### Exercise material

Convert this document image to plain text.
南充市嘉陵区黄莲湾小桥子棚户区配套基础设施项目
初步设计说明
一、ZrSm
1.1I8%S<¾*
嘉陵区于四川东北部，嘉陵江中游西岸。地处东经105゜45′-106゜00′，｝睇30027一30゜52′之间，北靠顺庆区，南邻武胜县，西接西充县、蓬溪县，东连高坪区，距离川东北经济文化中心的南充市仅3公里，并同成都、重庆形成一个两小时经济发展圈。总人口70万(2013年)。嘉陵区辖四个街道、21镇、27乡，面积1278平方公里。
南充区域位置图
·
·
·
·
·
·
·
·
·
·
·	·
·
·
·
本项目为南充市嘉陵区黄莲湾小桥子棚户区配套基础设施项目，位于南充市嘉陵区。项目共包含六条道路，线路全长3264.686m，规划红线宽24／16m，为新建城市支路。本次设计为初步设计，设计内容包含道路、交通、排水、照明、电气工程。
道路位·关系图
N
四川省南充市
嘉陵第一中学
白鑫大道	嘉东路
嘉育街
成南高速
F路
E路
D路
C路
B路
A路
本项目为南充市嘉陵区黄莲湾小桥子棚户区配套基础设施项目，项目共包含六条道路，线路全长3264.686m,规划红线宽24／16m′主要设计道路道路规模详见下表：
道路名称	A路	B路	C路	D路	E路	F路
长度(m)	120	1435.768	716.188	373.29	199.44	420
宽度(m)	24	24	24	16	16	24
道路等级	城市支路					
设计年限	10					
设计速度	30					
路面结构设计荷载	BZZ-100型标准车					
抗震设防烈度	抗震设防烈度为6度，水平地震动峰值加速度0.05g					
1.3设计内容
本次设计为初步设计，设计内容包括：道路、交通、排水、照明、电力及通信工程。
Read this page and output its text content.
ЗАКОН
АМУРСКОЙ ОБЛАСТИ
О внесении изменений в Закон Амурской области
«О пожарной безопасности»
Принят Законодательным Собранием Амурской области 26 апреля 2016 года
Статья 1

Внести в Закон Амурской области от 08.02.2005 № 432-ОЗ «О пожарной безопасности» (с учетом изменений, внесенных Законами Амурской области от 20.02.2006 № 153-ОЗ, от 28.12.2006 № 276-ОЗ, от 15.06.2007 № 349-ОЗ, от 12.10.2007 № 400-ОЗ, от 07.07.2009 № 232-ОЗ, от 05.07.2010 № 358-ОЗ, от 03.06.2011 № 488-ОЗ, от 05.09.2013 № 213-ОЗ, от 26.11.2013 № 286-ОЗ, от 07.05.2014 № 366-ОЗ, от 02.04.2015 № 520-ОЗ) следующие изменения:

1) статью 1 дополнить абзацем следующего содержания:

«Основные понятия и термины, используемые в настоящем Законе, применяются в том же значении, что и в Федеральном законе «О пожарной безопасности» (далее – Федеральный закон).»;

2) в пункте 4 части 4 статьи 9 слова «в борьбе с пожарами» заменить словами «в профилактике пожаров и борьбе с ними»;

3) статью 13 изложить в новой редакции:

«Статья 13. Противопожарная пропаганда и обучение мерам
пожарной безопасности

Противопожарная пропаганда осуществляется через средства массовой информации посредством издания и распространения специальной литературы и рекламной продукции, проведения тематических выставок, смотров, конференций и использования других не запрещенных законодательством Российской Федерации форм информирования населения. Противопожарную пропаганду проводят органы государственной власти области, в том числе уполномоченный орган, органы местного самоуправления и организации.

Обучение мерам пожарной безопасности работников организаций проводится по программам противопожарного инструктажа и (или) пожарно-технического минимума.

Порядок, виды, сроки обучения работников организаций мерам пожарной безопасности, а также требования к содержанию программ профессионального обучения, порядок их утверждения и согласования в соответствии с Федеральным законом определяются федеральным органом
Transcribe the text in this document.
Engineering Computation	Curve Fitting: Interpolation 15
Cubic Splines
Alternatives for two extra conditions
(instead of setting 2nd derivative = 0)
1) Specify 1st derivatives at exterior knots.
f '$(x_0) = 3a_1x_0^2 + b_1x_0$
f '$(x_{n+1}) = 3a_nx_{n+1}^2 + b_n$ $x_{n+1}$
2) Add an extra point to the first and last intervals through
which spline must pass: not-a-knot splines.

######

- [The problem] Transcribe each record exactly. Leave nothing out.

- [Correct result]
Convert this document image to plain text.
南充市嘉陵区黄莲湾小桥子棚户区配套基础设施项目
初步设计说明
一、ZrSm
1.1I8%S<¾*
嘉陵区于四川东北部，嘉陵江中游西岸。地处东经105゜45′-106゜00′，｝睇30027一30゜52′之间，北靠顺庆区，南邻武胜县，西接西充县、蓬溪县，东连高坪区，距离川东北经济文化中心的南充市仅3公里，并同成都、重庆形成一个两小时经济发展圈。总人口70万(2013年)。嘉陵区辖四个街道、21镇、27乡，面积1278平方公里。
南充区域位置图
·
·
·
·
·
·
·
·
·
·
·	·
·
·
·
本项目为南充市嘉陵区黄莲湾小桥子棚户区配套基础设施项目，位于南充市嘉陵区。项目共包含六条道路，线路全长3264.686m，规划红线宽24／16m，为新建城市支路。本次设计为初步设计，设计内容包含道路、交通、排水、照明、电气工程。
道路位·关系图
N
四川省南充市
嘉陵第一中学
白鑫大道	嘉东路
嘉育街
成南高速
F路
E路
D路
C路
B路
A路
本项目为南充市嘉陵区黄莲湾小桥子棚户区配套基础设施项目，项目共包含六条道路，线路全长3264.686m,规划红线宽24／16m′主要设计道路道路规模详见下表：
道路名称	A路	B路	C路	D路	E路	F路
长度(m)	120	1435.768	716.188	373.29	199.44	420
宽度(m)	24	24	24	16	16	24
道路等级	城市支路					
设计年限	10					
设计速度	30					
路面结构设计荷载	BZZ-100型标准车					
抗震设防烈度	抗震设防烈度为6度，水平地震动峰值加速度0.05g					
1.3设计内容
本次设计为初步设计，设计内容包括：道路、交通、排水、照明、电力及通信工程。
Read this page and output its text content.
ЗАКОН
АМУРСКОЙ ОБЛАСТИ
О внесении изменений в Закон Амурской области
«О пожарной безопасности»
Принят Законодательным Собранием Амурской области 26 апреля 2016 года
Статья 1

Внести в Закон Амурской области от 08.02.2005 № 432-ОЗ «О пожарной безопасности» (с учетом изменений, внесенных Законами Амурской области от 20.02.2006 № 153-ОЗ, от 28.12.2006 № 276-ОЗ, от 15.06.2007 № 349-ОЗ, от 12.10.2007 № 400-ОЗ, от 07.07.2009 № 232-ОЗ, от 05.07.2010 № 358-ОЗ, от 03.06.2011 № 488-ОЗ, от 05.09.2013 № 213-ОЗ, от 26.11.2013 № 286-ОЗ, от 07.05.2014 № 366-ОЗ, от 02.04.2015 № 520-ОЗ) следующие изменения:

1) статью 1 дополнить абзацем следующего содержания:

«Основные понятия и термины, используемые в настоящем Законе, применяются в том же значении, что и в Федеральном законе «О пожарной безопасности» (далее – Федеральный закон).»;

2) в пункте 4 части 4 статьи 9 слова «в борьбе с пожарами» заменить словами «в профилактике пожаров и борьбе с ними»;

3) статью 13 изложить в новой редакции:

«Статья 13. Противопожарная пропаганда и обучение мерам
пожарной безопасности

Противопожарная пропаганда осуществляется через средства массовой информации посредством издания и распространения специальной литературы и рекламной продукции, проведения тематических выставок, смотров, конференций и использования других не запрещенных законодательством Российской Федерации форм информирования населения. Противопожарную пропаганду проводят органы государственной власти области, в том числе уполномоченный орган, органы местного самоуправления и организации.

Обучение мерам пожарной безопасности работников организаций проводится по программам противопожарного инструктажа и (или) пожарно-технического минимума.

Порядок, виды, сроки обучения работников организаций мерам пожарной безопасности, а также требования к содержанию программ профессионального обучения, порядок их утверждения и согласования в соответствии с Федеральным законом определяются федеральным органом
Transcribe the text in this document.
Engineering Computation	Curve Fitting: Interpolation 15
Cubic Splines
Alternatives for two extra conditions
(instead of setting 2nd derivative = 0)
1) Specify 1st derivatives at exterior knots.
f '$(x_0) = 3a_1x_0^2 + b_1x_0$
f '$(x_{n+1}) = 3a_nx_{n+1}^2 + b_n$ $x_{n+1}$
2) Add an extra point to the first and last intervals through
which spline must pass: not-a-knot splines.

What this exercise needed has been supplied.